#### Input data

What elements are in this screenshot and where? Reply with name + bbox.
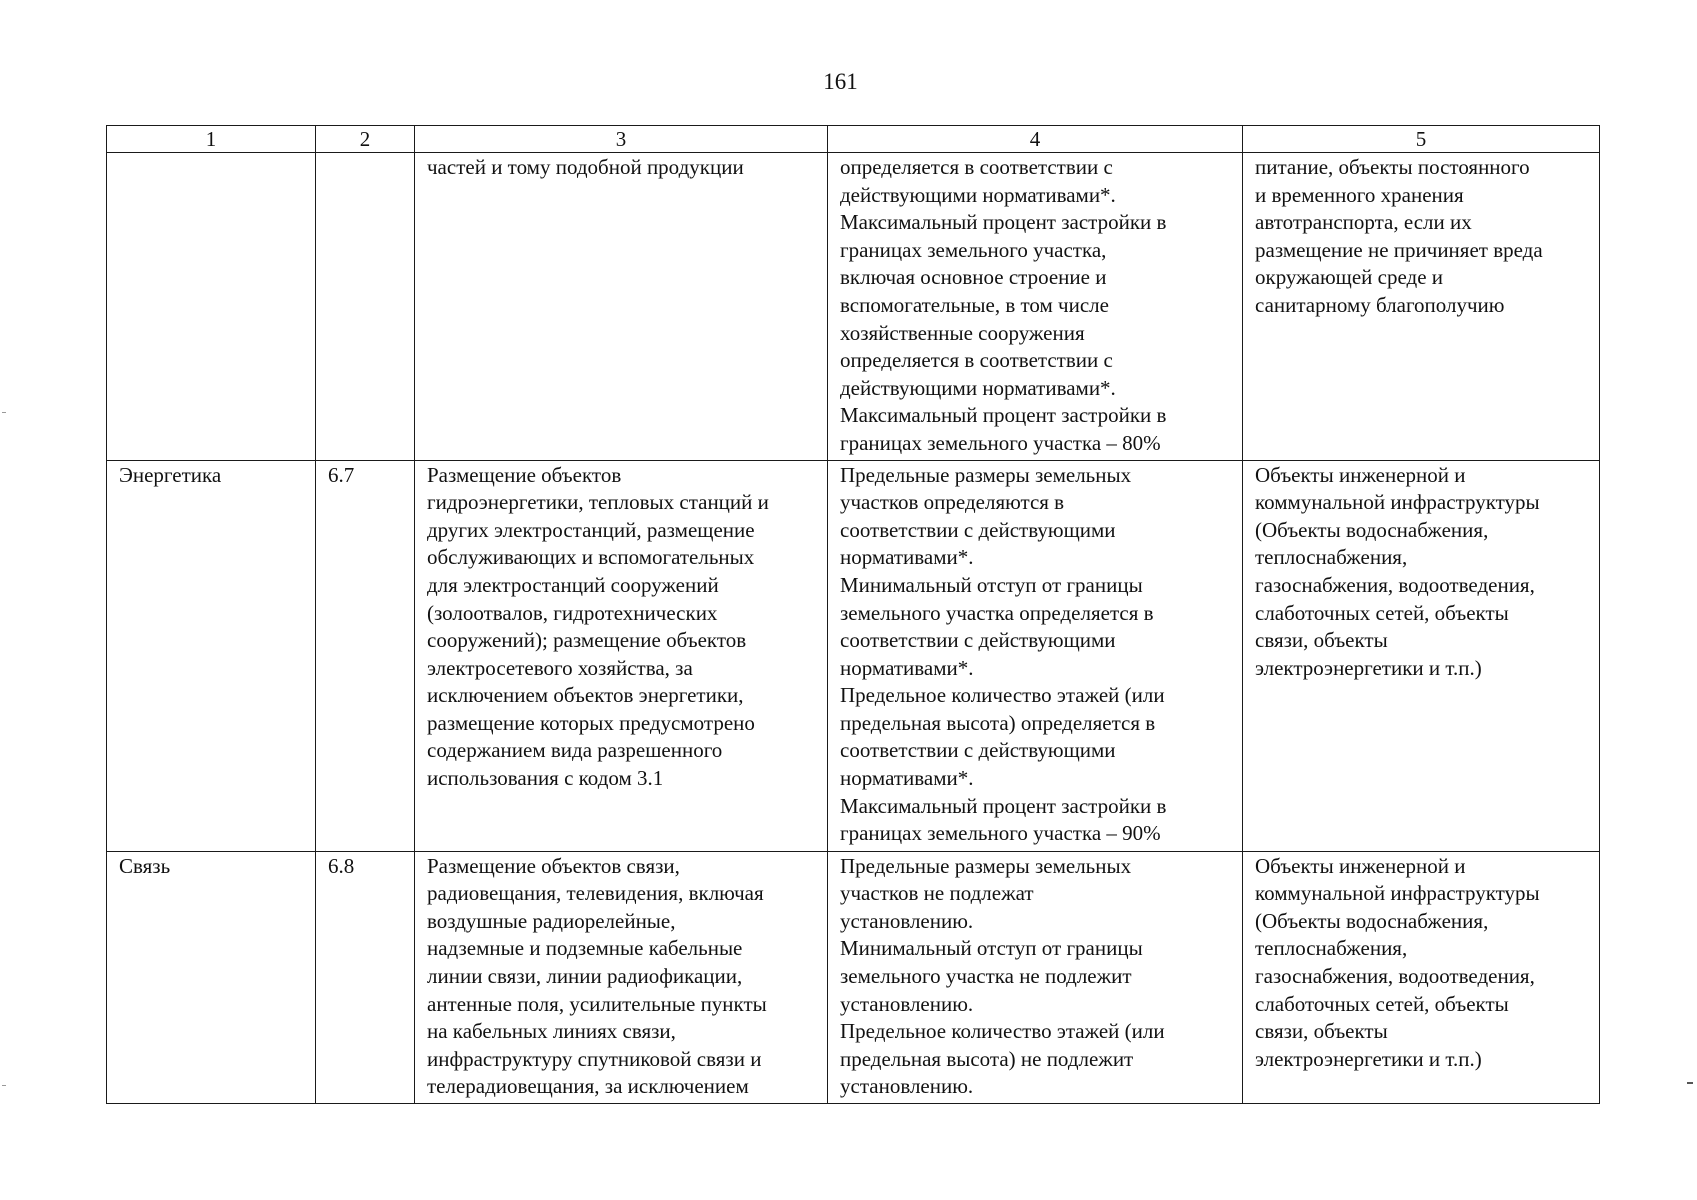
column-number: 3 bbox=[415, 126, 828, 153]
auxiliary-uses: Объекты инженерной и коммунальной инфраструктуры (Объекты водоснабжения, теплоснабжения, газоснабжения, водоотведения, слаботочных сетей, объекты связи, объекты электроэнергетики и т.п.) bbox=[1243, 460, 1600, 851]
scan-margin-mark bbox=[1687, 1082, 1693, 1084]
building-parameters: определяется в соответствии с действующими нормативами*. Максимальный процент застройки в границах земельного участка, включая основное строение и вспомогательные, в том числе хозяйственные сооружения определяется в соответствии с действующими нормативами*. Максимальный процент застройки в границах земельного участка – 80% bbox=[828, 153, 1243, 461]
table-row bbox=[107, 153, 1600, 461]
table-row bbox=[107, 460, 1600, 851]
column-number: 2 bbox=[316, 126, 415, 153]
use-type-name: Связь bbox=[107, 851, 316, 1103]
page-number: 161 bbox=[823, 69, 858, 94]
building-parameters: Предельные размеры земельных участков определяются в соответствии с действующими нормативами*. Минимальный отступ от границы земельного участка определяется в соответствии с действующими нормативами*. Предельное количество этажей (или предельная высота) определяется в соответствии с действующими нормативами*. Максимальный процент застройки в границах земельного участка – 90% bbox=[828, 460, 1243, 851]
scan-margin-mark bbox=[2, 412, 6, 413]
use-type-description: Размещение объектов связи, радиовещания, телевидения, включая воздушные радиорелейные, надземные и подземные кабельные линии связи, линии радиофикации, антенные поля, усилительные пункты на кабельных линиях связи, инфраструктуру спутниковой связи и телерадиовещания, за исключением bbox=[415, 851, 828, 1103]
use-type-code: 6.7 bbox=[316, 460, 415, 851]
scan-margin-mark bbox=[2, 1085, 6, 1086]
table-row bbox=[107, 851, 1600, 1103]
land-use-table bbox=[106, 125, 1600, 1104]
column-number: 4 bbox=[828, 126, 1243, 153]
column-number: 5 bbox=[1243, 126, 1600, 153]
use-type-name bbox=[107, 153, 316, 461]
use-type-code: 6.8 bbox=[316, 851, 415, 1103]
auxiliary-uses: питание, объекты постоянного и временного хранения автотранспорта, если их размещение не причиняет вреда окружающей среде и санитарному благополучию bbox=[1243, 153, 1600, 461]
column-number: 1 bbox=[107, 126, 316, 153]
auxiliary-uses: Объекты инженерной и коммунальной инфраструктуры (Объекты водоснабжения, теплоснабжения, газоснабжения, водоотведения, слаботочных сетей, объекты связи, объекты электроэнергетики и т.п.) bbox=[1243, 851, 1600, 1103]
use-type-description: Размещение объектов гидроэнергетики, тепловых станций и других электростанций, размещение обслуживающих и вспомогательных для электростанций сооружений (золоотвалов, гидротехнических сооружений); размещение объектов электросетевого хозяйства, за исключением объектов энергетики, размещение которых предусмотрено содержанием вида разрешенного использования с кодом 3.1 bbox=[415, 460, 828, 851]
building-parameters: Предельные размеры земельных участков не подлежат установлению. Минимальный отступ от границы земельного участка не подлежит установлению. Предельное количество этажей (или предельная высота) не подлежит установлению. bbox=[828, 851, 1243, 1103]
use-type-code bbox=[316, 153, 415, 461]
column-number-row bbox=[107, 126, 1600, 153]
use-type-name: Энергетика bbox=[107, 460, 316, 851]
use-type-description: частей и тому подобной продукции bbox=[415, 153, 828, 461]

########

Set exercise
Return the listing above line for line with no changes, leaving out the picture.

Solution to this task
What elements are in this screenshot and where? Reply with name + bbox.
column-number: 3 bbox=[415, 126, 828, 153]
auxiliary-uses: Объекты инженерной и коммунальной инфраструктуры (Объекты водоснабжения, теплоснабжения, газоснабжения, водоотведения, слаботочных сетей, объекты связи, объекты электроэнергетики и т.п.) bbox=[1243, 460, 1600, 851]
scan-margin-mark bbox=[1687, 1082, 1693, 1084]
building-parameters: определяется в соответствии с действующими нормативами*. Максимальный процент застройки в границах земельного участка, включая основное строение и вспомогательные, в том числе хозяйственные сооружения определяется в соответствии с действующими нормативами*. Максимальный процент застройки в границах земельного участка – 80% bbox=[828, 153, 1243, 461]
table-row bbox=[107, 153, 1600, 461]
table-row bbox=[107, 460, 1600, 851]
column-number: 2 bbox=[316, 126, 415, 153]
use-type-name: Связь bbox=[107, 851, 316, 1103]
page-number: 161 bbox=[823, 69, 858, 94]
building-parameters: Предельные размеры земельных участков определяются в соответствии с действующими нормативами*. Минимальный отступ от границы земельного участка определяется в соответствии с действующими нормативами*. Предельное количество этажей (или предельная высота) определяется в соответствии с действующими нормативами*. Максимальный процент застройки в границах земельного участка – 90% bbox=[828, 460, 1243, 851]
scan-margin-mark bbox=[2, 412, 6, 413]
use-type-description: Размещение объектов связи, радиовещания, телевидения, включая воздушные радиорелейные, надземные и подземные кабельные линии связи, линии радиофикации, антенные поля, усилительные пункты на кабельных линиях связи, инфраструктуру спутниковой связи и телерадиовещания, за исключением bbox=[415, 851, 828, 1103]
use-type-code: 6.7 bbox=[316, 460, 415, 851]
scan-margin-mark bbox=[2, 1085, 6, 1086]
table-row bbox=[107, 851, 1600, 1103]
land-use-table bbox=[106, 125, 1600, 1104]
column-number: 4 bbox=[828, 126, 1243, 153]
column-number: 5 bbox=[1243, 126, 1600, 153]
use-type-name bbox=[107, 153, 316, 461]
use-type-code: 6.8 bbox=[316, 851, 415, 1103]
auxiliary-uses: питание, объекты постоянного и временного хранения автотранспорта, если их размещение не причиняет вреда окружающей среде и санитарному благополучию bbox=[1243, 153, 1600, 461]
column-number: 1 bbox=[107, 126, 316, 153]
auxiliary-uses: Объекты инженерной и коммунальной инфраструктуры (Объекты водоснабжения, теплоснабжения, газоснабжения, водоотведения, слаботочных сетей, объекты связи, объекты электроэнергетики и т.п.) bbox=[1243, 851, 1600, 1103]
use-type-description: Размещение объектов гидроэнергетики, тепловых станций и других электростанций, размещение обслуживающих и вспомогательных для электростанций сооружений (золоотвалов, гидротехнических сооружений); размещение объектов электросетевого хозяйства, за исключением объектов энергетики, размещение которых предусмотрено содержанием вида разрешенного использования с кодом 3.1 bbox=[415, 460, 828, 851]
building-parameters: Предельные размеры земельных участков не подлежат установлению. Минимальный отступ от границы земельного участка не подлежит установлению. Предельное количество этажей (или предельная высота) не подлежит установлению. bbox=[828, 851, 1243, 1103]
use-type-code bbox=[316, 153, 415, 461]
column-number-row bbox=[107, 126, 1600, 153]
use-type-name: Энергетика bbox=[107, 460, 316, 851]
use-type-description: частей и тому подобной продукции bbox=[415, 153, 828, 461]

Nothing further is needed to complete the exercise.